What needs to be done:
Scan the material below for lines with the word "JSON" and report how many there are, with nothing added.

** start of Source material **

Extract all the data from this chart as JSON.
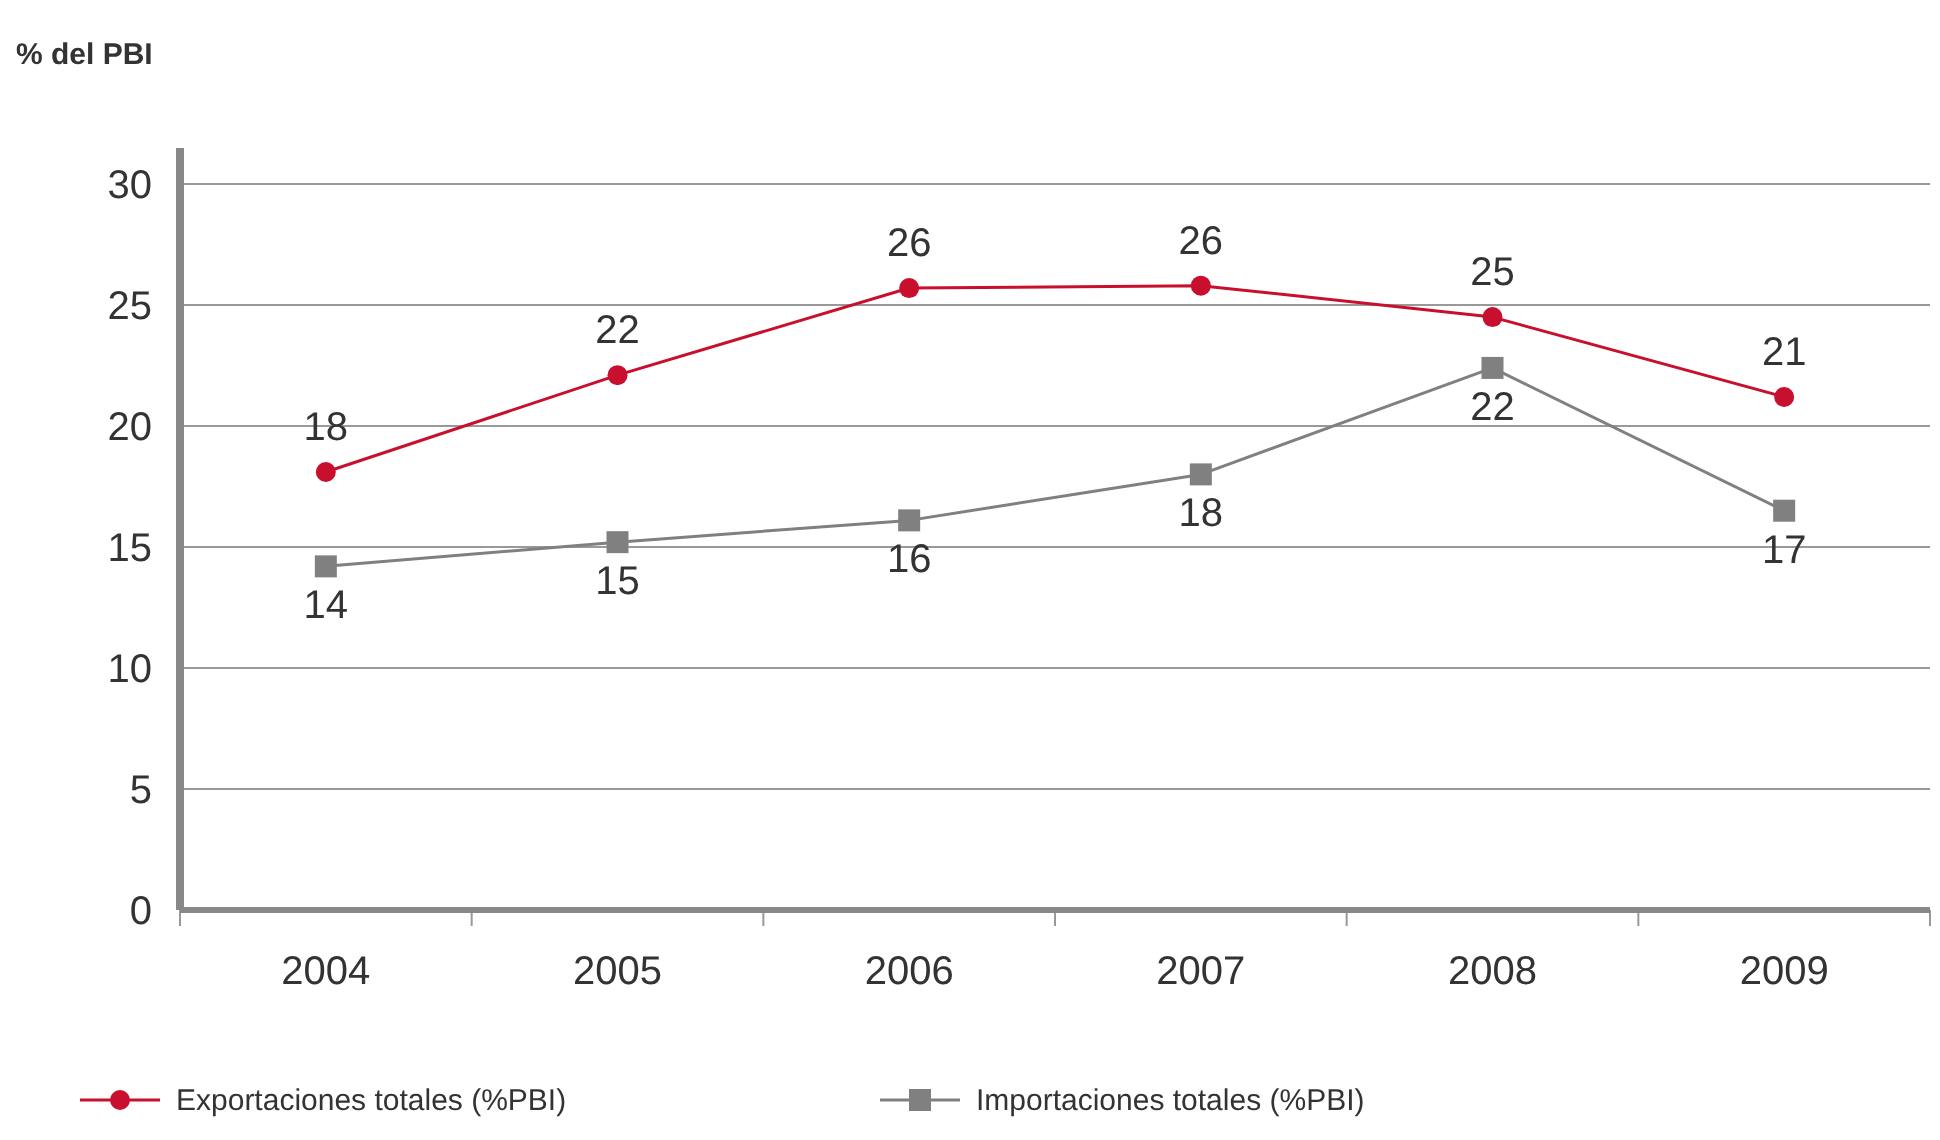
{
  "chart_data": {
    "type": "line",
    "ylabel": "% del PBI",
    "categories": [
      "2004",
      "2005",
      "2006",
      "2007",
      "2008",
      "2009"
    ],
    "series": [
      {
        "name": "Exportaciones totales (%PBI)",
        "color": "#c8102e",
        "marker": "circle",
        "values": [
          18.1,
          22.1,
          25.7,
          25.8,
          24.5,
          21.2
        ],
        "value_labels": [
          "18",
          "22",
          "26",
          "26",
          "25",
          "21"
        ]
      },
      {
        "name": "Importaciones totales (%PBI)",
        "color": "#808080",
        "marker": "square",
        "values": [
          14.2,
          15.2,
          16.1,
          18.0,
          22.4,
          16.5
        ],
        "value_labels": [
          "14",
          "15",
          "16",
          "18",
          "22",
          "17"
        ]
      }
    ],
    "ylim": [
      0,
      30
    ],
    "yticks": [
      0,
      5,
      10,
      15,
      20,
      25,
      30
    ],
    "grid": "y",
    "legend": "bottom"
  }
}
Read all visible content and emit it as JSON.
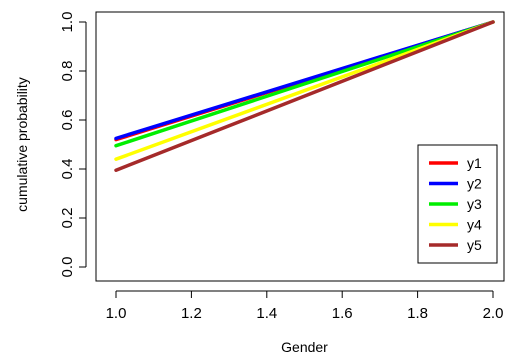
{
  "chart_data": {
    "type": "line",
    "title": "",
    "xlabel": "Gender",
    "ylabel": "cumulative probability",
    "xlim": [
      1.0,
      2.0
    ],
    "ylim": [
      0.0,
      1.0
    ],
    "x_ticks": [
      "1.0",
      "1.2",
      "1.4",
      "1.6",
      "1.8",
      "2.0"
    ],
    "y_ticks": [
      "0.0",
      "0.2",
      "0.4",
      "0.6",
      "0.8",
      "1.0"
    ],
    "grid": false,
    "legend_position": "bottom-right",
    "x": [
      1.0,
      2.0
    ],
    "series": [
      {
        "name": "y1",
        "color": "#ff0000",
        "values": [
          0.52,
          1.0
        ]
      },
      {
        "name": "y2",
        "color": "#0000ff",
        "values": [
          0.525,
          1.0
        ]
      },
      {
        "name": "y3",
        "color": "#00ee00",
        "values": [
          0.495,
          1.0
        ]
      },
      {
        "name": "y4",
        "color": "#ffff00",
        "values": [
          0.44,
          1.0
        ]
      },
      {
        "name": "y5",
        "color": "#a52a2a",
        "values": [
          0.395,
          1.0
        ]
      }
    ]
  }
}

** end of Source material **
** start of Source material **

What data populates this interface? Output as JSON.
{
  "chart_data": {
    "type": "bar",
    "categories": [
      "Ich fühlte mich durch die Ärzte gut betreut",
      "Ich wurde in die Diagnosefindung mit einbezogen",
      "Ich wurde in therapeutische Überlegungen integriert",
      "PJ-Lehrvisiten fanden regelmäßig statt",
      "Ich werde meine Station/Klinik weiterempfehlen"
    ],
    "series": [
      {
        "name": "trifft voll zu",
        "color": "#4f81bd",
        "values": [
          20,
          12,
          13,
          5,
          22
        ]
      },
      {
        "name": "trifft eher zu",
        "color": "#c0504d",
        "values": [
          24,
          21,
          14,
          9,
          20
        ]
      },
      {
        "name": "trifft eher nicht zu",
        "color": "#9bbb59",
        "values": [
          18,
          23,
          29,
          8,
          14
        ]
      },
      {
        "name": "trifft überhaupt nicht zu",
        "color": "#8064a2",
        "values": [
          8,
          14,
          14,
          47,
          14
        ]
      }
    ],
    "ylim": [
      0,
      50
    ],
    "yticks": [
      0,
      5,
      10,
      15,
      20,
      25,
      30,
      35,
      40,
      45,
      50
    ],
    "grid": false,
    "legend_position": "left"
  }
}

** end of Source material **
** start of Source material **

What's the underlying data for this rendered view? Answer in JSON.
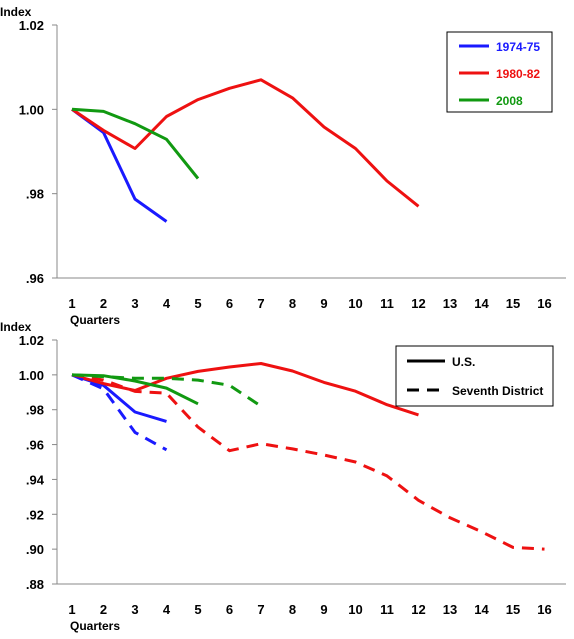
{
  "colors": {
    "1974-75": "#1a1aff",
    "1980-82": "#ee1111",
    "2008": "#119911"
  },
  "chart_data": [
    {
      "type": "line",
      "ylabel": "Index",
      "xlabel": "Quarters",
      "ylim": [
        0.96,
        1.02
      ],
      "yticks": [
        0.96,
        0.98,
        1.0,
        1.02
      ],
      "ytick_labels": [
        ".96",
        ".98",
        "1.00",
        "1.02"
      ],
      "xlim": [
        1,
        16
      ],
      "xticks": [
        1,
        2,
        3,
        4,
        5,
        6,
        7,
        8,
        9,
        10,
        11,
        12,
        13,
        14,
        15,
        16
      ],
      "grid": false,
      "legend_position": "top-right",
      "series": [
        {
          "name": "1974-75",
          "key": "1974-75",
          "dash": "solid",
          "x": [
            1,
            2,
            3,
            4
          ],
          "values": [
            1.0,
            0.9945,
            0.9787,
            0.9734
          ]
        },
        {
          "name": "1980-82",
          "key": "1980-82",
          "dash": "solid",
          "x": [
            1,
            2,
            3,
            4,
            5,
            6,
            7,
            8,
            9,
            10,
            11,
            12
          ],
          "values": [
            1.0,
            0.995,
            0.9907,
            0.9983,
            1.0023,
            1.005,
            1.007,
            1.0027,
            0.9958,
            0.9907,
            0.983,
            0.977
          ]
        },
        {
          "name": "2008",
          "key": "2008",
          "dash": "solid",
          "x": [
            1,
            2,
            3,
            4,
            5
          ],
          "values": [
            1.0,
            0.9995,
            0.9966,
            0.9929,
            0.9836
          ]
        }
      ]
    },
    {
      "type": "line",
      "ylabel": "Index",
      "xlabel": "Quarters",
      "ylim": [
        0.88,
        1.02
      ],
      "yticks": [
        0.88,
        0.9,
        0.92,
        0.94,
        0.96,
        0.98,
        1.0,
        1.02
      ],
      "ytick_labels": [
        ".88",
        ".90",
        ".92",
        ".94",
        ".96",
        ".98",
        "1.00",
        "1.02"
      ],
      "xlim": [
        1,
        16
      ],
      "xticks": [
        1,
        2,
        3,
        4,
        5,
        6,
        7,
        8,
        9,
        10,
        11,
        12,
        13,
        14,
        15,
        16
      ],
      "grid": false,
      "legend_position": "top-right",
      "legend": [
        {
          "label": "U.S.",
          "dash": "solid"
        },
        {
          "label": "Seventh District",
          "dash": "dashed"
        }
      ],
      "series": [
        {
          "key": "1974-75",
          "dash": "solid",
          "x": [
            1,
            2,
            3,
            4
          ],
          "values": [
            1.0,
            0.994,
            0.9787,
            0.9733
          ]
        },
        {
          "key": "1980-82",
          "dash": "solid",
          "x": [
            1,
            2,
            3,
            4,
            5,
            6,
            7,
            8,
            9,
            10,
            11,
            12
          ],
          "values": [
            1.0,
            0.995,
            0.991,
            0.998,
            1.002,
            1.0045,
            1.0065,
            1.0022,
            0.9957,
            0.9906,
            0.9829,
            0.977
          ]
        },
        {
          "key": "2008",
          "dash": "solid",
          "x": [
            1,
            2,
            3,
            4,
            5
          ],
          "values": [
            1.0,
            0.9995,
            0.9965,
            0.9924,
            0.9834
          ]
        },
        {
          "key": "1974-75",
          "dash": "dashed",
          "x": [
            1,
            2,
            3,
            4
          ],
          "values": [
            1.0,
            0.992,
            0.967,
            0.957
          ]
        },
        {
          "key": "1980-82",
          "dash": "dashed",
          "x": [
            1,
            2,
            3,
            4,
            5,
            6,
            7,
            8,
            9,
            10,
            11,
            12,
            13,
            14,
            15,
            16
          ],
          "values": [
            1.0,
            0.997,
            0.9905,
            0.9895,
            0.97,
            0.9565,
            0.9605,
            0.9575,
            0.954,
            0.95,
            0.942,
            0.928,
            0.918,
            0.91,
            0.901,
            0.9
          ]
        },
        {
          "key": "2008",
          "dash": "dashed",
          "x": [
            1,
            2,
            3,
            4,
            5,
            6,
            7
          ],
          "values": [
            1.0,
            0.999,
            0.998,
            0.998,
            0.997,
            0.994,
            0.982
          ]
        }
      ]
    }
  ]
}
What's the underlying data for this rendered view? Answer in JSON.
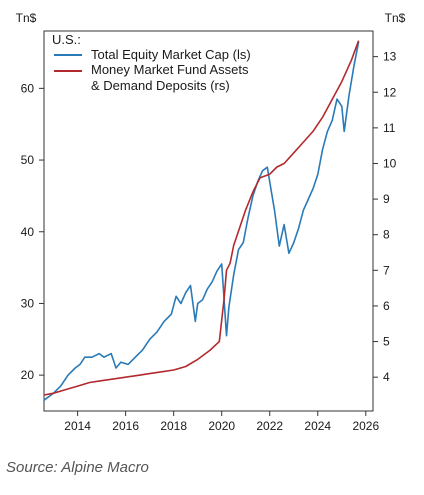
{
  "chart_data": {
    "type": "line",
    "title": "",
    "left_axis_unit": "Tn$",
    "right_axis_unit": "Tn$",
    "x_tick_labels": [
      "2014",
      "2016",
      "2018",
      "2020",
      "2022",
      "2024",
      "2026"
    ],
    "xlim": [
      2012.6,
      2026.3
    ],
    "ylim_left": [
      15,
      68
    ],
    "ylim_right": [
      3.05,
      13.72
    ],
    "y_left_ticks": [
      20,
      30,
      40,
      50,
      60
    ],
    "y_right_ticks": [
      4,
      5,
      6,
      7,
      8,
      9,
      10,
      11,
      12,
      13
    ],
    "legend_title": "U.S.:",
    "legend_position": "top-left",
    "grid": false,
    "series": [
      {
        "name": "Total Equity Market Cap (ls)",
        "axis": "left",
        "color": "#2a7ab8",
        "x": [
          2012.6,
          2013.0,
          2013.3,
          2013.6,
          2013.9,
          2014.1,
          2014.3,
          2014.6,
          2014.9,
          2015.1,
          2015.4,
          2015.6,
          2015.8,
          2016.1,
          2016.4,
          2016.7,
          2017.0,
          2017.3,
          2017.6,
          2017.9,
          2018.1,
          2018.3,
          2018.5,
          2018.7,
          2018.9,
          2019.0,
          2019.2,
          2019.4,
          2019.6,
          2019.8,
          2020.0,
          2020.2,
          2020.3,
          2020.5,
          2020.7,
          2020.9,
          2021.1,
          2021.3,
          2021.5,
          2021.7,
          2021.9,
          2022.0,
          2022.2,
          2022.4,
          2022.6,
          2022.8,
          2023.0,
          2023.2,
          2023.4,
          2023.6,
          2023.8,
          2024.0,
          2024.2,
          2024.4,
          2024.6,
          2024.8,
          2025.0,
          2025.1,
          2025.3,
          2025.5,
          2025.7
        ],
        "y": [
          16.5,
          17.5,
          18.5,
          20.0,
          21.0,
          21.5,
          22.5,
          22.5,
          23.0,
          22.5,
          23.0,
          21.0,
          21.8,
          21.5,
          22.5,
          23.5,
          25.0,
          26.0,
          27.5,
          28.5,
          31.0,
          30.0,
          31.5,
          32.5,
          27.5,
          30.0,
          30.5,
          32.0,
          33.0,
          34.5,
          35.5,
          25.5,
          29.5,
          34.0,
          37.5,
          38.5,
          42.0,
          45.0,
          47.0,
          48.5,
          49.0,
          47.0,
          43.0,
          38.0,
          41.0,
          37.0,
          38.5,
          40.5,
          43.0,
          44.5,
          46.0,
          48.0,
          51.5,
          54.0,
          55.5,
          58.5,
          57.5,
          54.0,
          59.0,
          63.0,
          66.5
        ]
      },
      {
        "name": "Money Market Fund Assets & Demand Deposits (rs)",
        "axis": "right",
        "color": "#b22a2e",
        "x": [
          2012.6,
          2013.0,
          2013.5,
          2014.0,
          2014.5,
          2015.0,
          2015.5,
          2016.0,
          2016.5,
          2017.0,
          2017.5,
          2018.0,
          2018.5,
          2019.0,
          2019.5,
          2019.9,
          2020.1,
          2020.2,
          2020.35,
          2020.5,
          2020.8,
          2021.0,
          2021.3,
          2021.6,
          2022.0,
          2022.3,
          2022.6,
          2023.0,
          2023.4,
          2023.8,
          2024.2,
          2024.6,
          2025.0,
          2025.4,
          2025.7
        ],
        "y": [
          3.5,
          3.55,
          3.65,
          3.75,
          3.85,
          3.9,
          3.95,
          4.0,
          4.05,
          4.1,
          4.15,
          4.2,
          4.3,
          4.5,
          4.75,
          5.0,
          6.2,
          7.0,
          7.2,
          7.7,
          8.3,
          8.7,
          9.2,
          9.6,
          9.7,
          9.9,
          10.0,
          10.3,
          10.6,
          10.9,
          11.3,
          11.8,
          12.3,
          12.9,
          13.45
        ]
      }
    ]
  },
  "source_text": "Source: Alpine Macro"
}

** end of Source material **

Exercise result:
5